WHAT YOU HAVE TO DO: Reproduce each of the records below word for word, but leave out the pictures.

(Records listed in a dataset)
○ ○ ○ ○

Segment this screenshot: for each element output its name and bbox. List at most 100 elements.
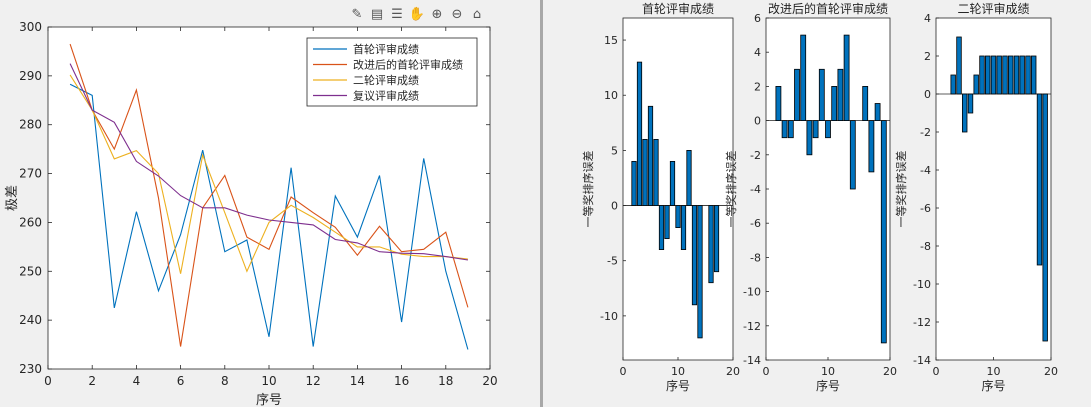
insert-colorbar-icon[interactable]: ▤ [370,6,384,22]
bar [1042,93,1048,342]
bar-y-tick-label: -12 [913,316,931,329]
x-tick-label: 2 [88,374,96,388]
left-figure-window: ✎ ▤ ☰ ✋ ⊕ ⊖ ⌂ 0 2 4 6 8 10 12 14 16 18 20 230 240 250… [0,0,540,407]
bar [880,120,887,344]
bar [680,205,687,250]
y-tick-label: 250 [19,264,42,278]
bar [806,120,813,156]
bar [1013,55,1020,95]
bar-chart-title-1: 首轮评审成绩 [642,1,714,16]
bar [653,138,659,206]
y-tick-label: 280 [19,118,42,132]
legend-entry-1: 首轮评审成绩 [353,42,419,56]
line-chart: 0 2 4 6 8 10 12 14 16 18 20 230 240 250 260 270 280 290 30… [5,20,498,407]
bar [973,74,979,95]
x-tick-label: 16 [394,374,409,388]
series-line-1 [69,83,469,350]
y-axis-label: 极差 [5,185,20,211]
bar-chart-title-3: 二轮评审成绩 [957,1,1029,16]
insert-legend-icon[interactable]: ☰ [391,6,403,22]
bar [843,34,850,121]
zoom-in-icon[interactable]: ⊕ [431,6,443,22]
bar-y-tick-label: -10 [743,286,761,299]
y-tick-label: 300 [19,20,42,34]
bar-y-tick-label: -12 [743,320,761,333]
bar-x-tick-label: 0 [763,365,770,378]
bar-y-tick-label: -14 [743,354,761,367]
x-tick-label: 20 [482,374,497,388]
legend-entry-4: 复议评审成绩 [353,89,419,103]
bar [961,93,968,133]
bar [708,205,714,284]
bar-y-tick-label: -10 [600,310,618,323]
bar [849,120,856,190]
x-tick-label: 10 [261,374,276,388]
bar [950,74,956,95]
bar-x-tick-label: 10 [987,365,1001,378]
bar-y-tick-label: 4 [754,46,761,59]
bar [956,36,962,95]
bar [831,86,838,122]
bar-y-tick-label: -5 [607,255,618,268]
bar [818,68,825,122]
bar-x-tick-label: 0 [620,365,627,378]
bar-y-tick-label: 6 [754,12,761,25]
bar [1019,55,1025,95]
bar-y-tick-label: -6 [920,202,931,215]
window-divider [540,0,543,407]
bar [713,205,720,273]
series-line-3 [69,74,468,274]
axes-toolbar: ✎ ▤ ☰ ✋ ⊕ ⊖ ⌂ [348,4,486,24]
bar [996,55,1002,95]
bar-y-axis-label-3: 一等奖排序误差 [894,151,908,228]
bar [1036,93,1043,266]
y-tick-label: 230 [19,362,42,376]
bar [874,103,881,122]
x-tick-label: 0 [44,374,52,388]
x-tick-label: 14 [350,374,365,388]
bar [825,120,831,139]
bar [1002,55,1008,95]
bar-y-tick-label: -10 [913,278,931,291]
bar [664,205,670,239]
bar-y-tick-label: 0 [924,88,931,101]
bar-x-tick-label: 10 [821,365,835,378]
bar [658,205,665,250]
bar [837,68,844,122]
bar-x-tick-label: 20 [726,365,740,378]
pan-icon[interactable]: ✋ [408,6,426,22]
bar [636,61,643,206]
home-icon[interactable]: ⌂ [472,6,482,22]
bar [642,138,648,206]
x-tick-label: 4 [133,374,141,388]
bar [686,149,692,206]
y-tick-label: 290 [19,69,42,83]
bar [862,86,869,122]
bar [631,160,637,206]
bar-x-axis-label-2: 序号 [816,378,840,393]
bar-chart-title-2: 改进后的首轮评审成绩 [768,1,888,16]
bar-y-axis-label-1: 一等奖排序误差 [581,151,595,228]
bar [868,120,875,173]
zoom-out-icon[interactable]: ⊖ [451,6,463,22]
bar [967,93,974,114]
legend-entry-3: 二轮评审成绩 [353,73,419,87]
bar [979,55,985,95]
bar [1025,55,1031,95]
bar-x-axis-label-3: 序号 [981,378,1005,393]
y-tick-label: 270 [19,167,42,181]
bar-y-tick-label: -8 [750,251,761,264]
bar [812,120,819,139]
bar [787,120,794,139]
bar-y-tick-label: -2 [750,149,761,162]
brush-icon[interactable]: ✎ [351,6,363,22]
y-tick-label: 240 [19,313,42,327]
bar [691,205,698,306]
bar-y-tick-label: 2 [924,50,931,63]
series-line-4 [69,63,468,261]
bar-y-tick-label: -14 [913,354,931,367]
bar [697,205,703,339]
bar [794,68,800,122]
right-figure-window: 首轮评审成绩 0 10 20 -10 -5 0 5 10 15 序号 一等奖排序误差 改进后的首轮评审成… [543,0,1091,407]
bar-x-tick-label: 20 [1044,365,1058,378]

○ ○ ○ ○

RESPONSE TO THIS TASK:
Segment this screenshot: for each element output its name and bbox. List at most 100 elements.
insert-colorbar-icon[interactable]: ▤ [370,6,384,22]
bar [1042,93,1048,342]
bar-y-tick-label: -12 [913,316,931,329]
x-tick-label: 2 [88,374,96,388]
left-figure-window: ✎ ▤ ☰ ✋ ⊕ ⊖ ⌂ 0 2 4 6 8 10 12 14 16 18 20 230 240 250… [0,0,540,407]
bar [880,120,887,344]
bar [680,205,687,250]
y-tick-label: 250 [19,264,42,278]
bar [806,120,813,156]
bar [1013,55,1020,95]
bar-chart-title-1: 首轮评审成绩 [642,1,714,16]
bar [653,138,659,206]
y-tick-label: 280 [19,118,42,132]
legend-entry-1: 首轮评审成绩 [353,42,419,56]
line-chart: 0 2 4 6 8 10 12 14 16 18 20 230 240 250 260 270 280 290 30… [5,20,498,407]
bar [973,74,979,95]
x-tick-label: 16 [394,374,409,388]
series-line-1 [69,83,469,350]
y-axis-label: 极差 [5,185,20,211]
bar-chart-title-3: 二轮评审成绩 [957,1,1029,16]
insert-legend-icon[interactable]: ☰ [391,6,403,22]
bar [843,34,850,121]
zoom-in-icon[interactable]: ⊕ [431,6,443,22]
bar-y-tick-label: -10 [743,286,761,299]
y-tick-label: 300 [19,20,42,34]
bar-y-tick-label: -12 [743,320,761,333]
bar-x-tick-label: 0 [763,365,770,378]
bar-y-tick-label: -14 [743,354,761,367]
x-tick-label: 20 [482,374,497,388]
legend-entry-4: 复议评审成绩 [353,89,419,103]
bar [961,93,968,133]
bar [708,205,714,284]
bar-y-tick-label: -10 [600,310,618,323]
bar [849,120,856,190]
x-tick-label: 10 [261,374,276,388]
bar [950,74,956,95]
bar-x-tick-label: 10 [987,365,1001,378]
bar-y-tick-label: 4 [754,46,761,59]
bar [956,36,962,95]
bar [831,86,838,122]
bar-y-tick-label: -5 [607,255,618,268]
bar [818,68,825,122]
bar-x-tick-label: 0 [620,365,627,378]
bar-y-tick-label: 6 [754,12,761,25]
bar [1019,55,1025,95]
bar-y-tick-label: -6 [920,202,931,215]
window-divider [540,0,543,407]
bar [713,205,720,273]
series-line-3 [69,74,468,274]
axes-toolbar: ✎ ▤ ☰ ✋ ⊕ ⊖ ⌂ [348,4,486,24]
bar [996,55,1002,95]
bar-y-axis-label-3: 一等奖排序误差 [894,151,908,228]
bar [1036,93,1043,266]
y-tick-label: 230 [19,362,42,376]
bar [874,103,881,122]
x-tick-label: 0 [44,374,52,388]
x-tick-label: 14 [350,374,365,388]
bar [825,120,831,139]
bar [1002,55,1008,95]
bar-y-tick-label: -10 [913,278,931,291]
bar [664,205,670,239]
bar-y-tick-label: 0 [924,88,931,101]
bar-x-tick-label: 10 [821,365,835,378]
bar [658,205,665,250]
bar [837,68,844,122]
bar-x-tick-label: 20 [726,365,740,378]
pan-icon[interactable]: ✋ [408,6,426,22]
bar [636,61,643,206]
home-icon[interactable]: ⌂ [472,6,482,22]
bar [642,138,648,206]
x-tick-label: 4 [133,374,141,388]
bar [686,149,692,206]
y-tick-label: 290 [19,69,42,83]
bar [862,86,869,122]
bar [631,160,637,206]
bar-x-axis-label-2: 序号 [816,378,840,393]
bar-chart-title-2: 改进后的首轮评审成绩 [768,1,888,16]
bar-y-axis-label-1: 一等奖排序误差 [581,151,595,228]
bar [868,120,875,173]
zoom-out-icon[interactable]: ⊖ [451,6,463,22]
bar [967,93,974,114]
legend-entry-3: 二轮评审成绩 [353,73,419,87]
bar [979,55,985,95]
bar [1025,55,1031,95]
bar-x-axis-label-3: 序号 [981,378,1005,393]
y-tick-label: 270 [19,167,42,181]
bar-y-tick-label: -8 [750,251,761,264]
bar [812,120,819,139]
bar [787,120,794,139]
bar-y-tick-label: -2 [750,149,761,162]
brush-icon[interactable]: ✎ [351,6,363,22]
y-tick-label: 240 [19,313,42,327]
bar [691,205,698,306]
bar-y-tick-label: 2 [924,50,931,63]
series-line-4 [69,63,468,261]
bar-y-tick-label: -14 [913,354,931,367]
bar [697,205,703,339]
bar [794,68,800,122]
right-figure-window: 首轮评审成绩 0 10 20 -10 -5 0 5 10 15 序号 一等奖排序误差 改进后的首轮评审成… [543,0,1091,407]
bar-x-tick-label: 20 [1044,365,1058,378]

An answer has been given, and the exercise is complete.